── Pasaje

El “pichi” que los sigue derrotando en una cajita tirada por el caballo compañero de la libertad
Las madrugadas en los recovecos cuarteleros del Montevideo sitiado y
vejado por las “conjuntas”, eran interminables, y lo único que podía
distraer o atenuar las amargas vigilias aguardando el próximo y
patriótico maquinazo fascista, era tratar de meter oreja en los
escabrosos e intimistas coloquios de los milicos rasos de retén, casi
siempre repletos de sacadas de cuero de algún colega más infeliz que
ellos, perjudicado por un ocasional pata de bolsa o la preñez demasiado
precoz de una hija que todavía estaba en la primaria y ni siquiera sabía
quién sería el padre de la criatura.
Podías hacerte una idea clara y esclarecedora de la miseria
cultural de los hogares de la tropa, pero muy rara vez podías oír algo
que te sirviera para hacerte una idea de qué estaba pasando “afuera” de
los inolvidables manicomios-infiernos regenteados por una oficialidad
resentida de décadas y décadas de ninguneo “civilista” burgués que los
había colocado en la categoría de último orejón del tarro en la opinión
popular del súper democrático Estado uruguayo herido de cagazo
oligárquico y consecuente dictadura “cívico-militar” resuelta a cobrarse
una emblemática discriminación tramposamente estigmatizadora de lo
militar, construida sagazmente a principios del siglo XX por José Batlle
y Ordóñez (“el Lenin de la burguesía criolla”, al decir de algunos
historiadores) en alianza ideológica con seudo anarcos derrotados y
derrotistas corridos por la desocupación y la persecución política del
“viejo mundo”.

────

▸ Lo que se pide: Reproduce de principio a fin, sin alterar nada, el pasaje sobre las madrugadas en los cuarteles del Montevideo sitiado.

── Datos extraídos

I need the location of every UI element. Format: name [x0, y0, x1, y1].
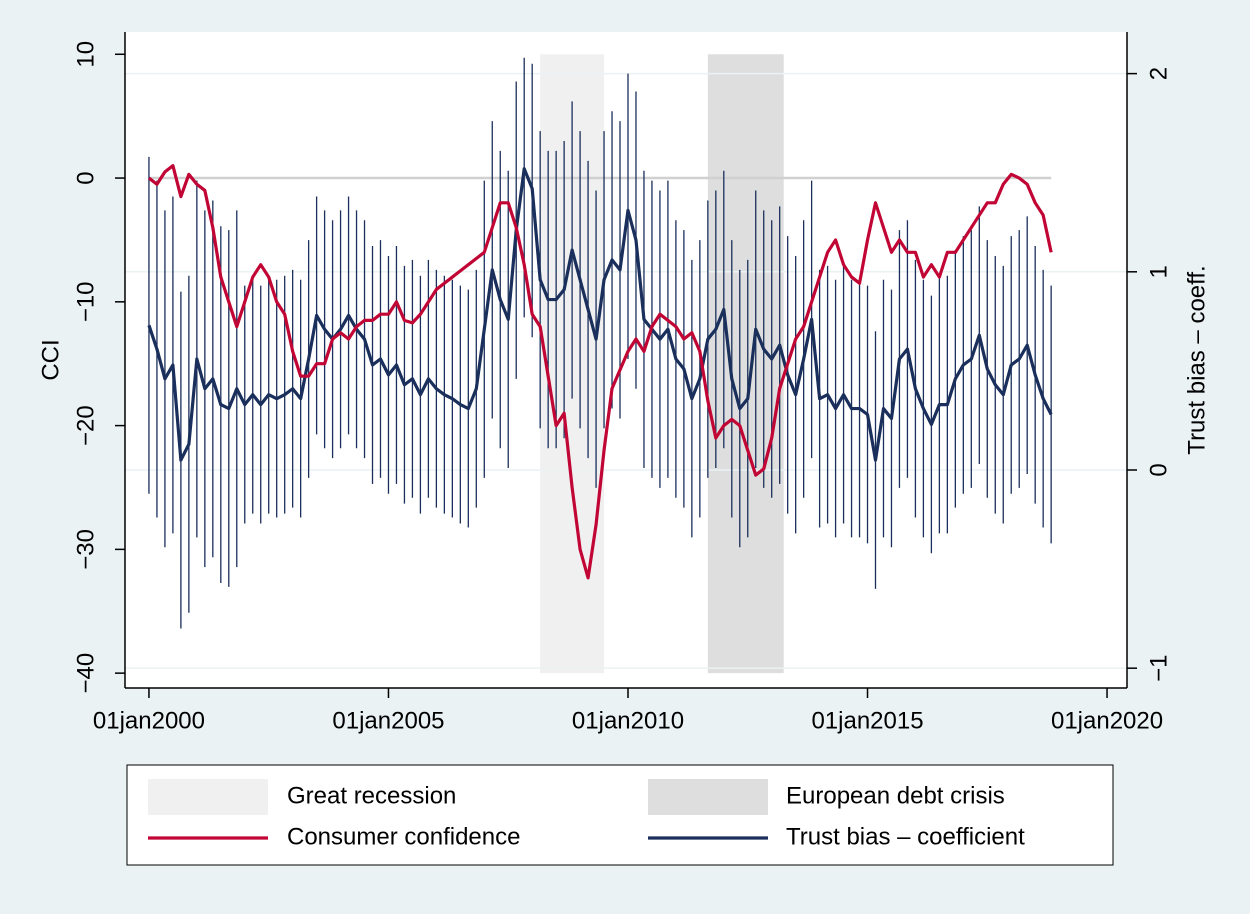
- x-tick-label: 01jan2020: [1051, 707, 1163, 734]
- y2-tick-label: −1: [1145, 654, 1172, 681]
- legend-label: European debt crisis: [786, 782, 1005, 809]
- legend-label: Great recession: [287, 782, 456, 809]
- series-line: [147, 164, 1053, 580]
- x-tick-label: 01jan2010: [572, 707, 684, 734]
- legend-label: Consumer confidence: [287, 823, 520, 850]
- y-tick-label: 0: [72, 171, 99, 184]
- legend-swatch: [648, 779, 768, 815]
- y2-axis-title: Trust bias – coeff.: [1183, 265, 1210, 454]
- y-tick-label: −30: [72, 529, 99, 570]
- plot-layer: [125, 54, 1127, 674]
- y2-tick-label: 1: [1145, 265, 1172, 278]
- y2-tick-label: 0: [1145, 463, 1172, 476]
- series-line: [147, 167, 1053, 462]
- x-tick-label: 01jan2005: [332, 707, 444, 734]
- legend-swatch: [148, 779, 268, 815]
- y-tick-label: −20: [72, 405, 99, 446]
- y-tick-label: 10: [72, 41, 99, 68]
- x-tick-label: 01jan2015: [811, 707, 923, 734]
- shaded-period: [707, 54, 784, 674]
- legend: [126, 764, 1114, 866]
- y-tick-label: −40: [72, 653, 99, 694]
- y-tick-label: −10: [72, 281, 99, 322]
- legend-label: Trust bias – coefficient: [786, 823, 1025, 850]
- x-tick-label: 01jan2000: [93, 707, 205, 734]
- y2-tick-label: 2: [1145, 67, 1172, 80]
- y-axis-title: CCI: [37, 339, 64, 380]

────

▸ Resultado del ejercicio:
El “pichi” que los sigue derrotando en una cajita tirada por el caballo compañero de la libertad
Las madrugadas en los recovecos cuarteleros del Montevideo sitiado y
vejado por las “conjuntas”, eran interminables, y lo único que podía
distraer o atenuar las amargas vigilias aguardando el próximo y
patriótico maquinazo fascista, era tratar de meter oreja en los
escabrosos e intimistas coloquios de los milicos rasos de retén, casi
siempre repletos de sacadas de cuero de algún colega más infeliz que
ellos, perjudicado por un ocasional pata de bolsa o la preñez demasiado
precoz de una hija que todavía estaba en la primaria y ni siquiera sabía
quién sería el padre de la criatura.
Podías hacerte una idea clara y esclarecedora de la miseria
cultural de los hogares de la tropa, pero muy rara vez podías oír algo
que te sirviera para hacerte una idea de qué estaba pasando “afuera” de
los inolvidables manicomios-infiernos regenteados por una oficialidad
resentida de décadas y décadas de ninguneo “civilista” burgués que los
había colocado en la categoría de último orejón del tarro en la opinión
popular del súper democrático Estado uruguayo herido de cagazo
oligárquico y consecuente dictadura “cívico-militar” resuelta a cobrarse
una emblemática discriminación tramposamente estigmatizadora de lo
militar, construida sagazmente a principios del siglo XX por José Batlle
y Ordóñez (“el Lenin de la burguesía criolla”, al decir de algunos
historiadores) en alianza ideológica con seudo anarcos derrotados y
derrotistas corridos por la desocupación y la persecución política del
“viejo mundo”.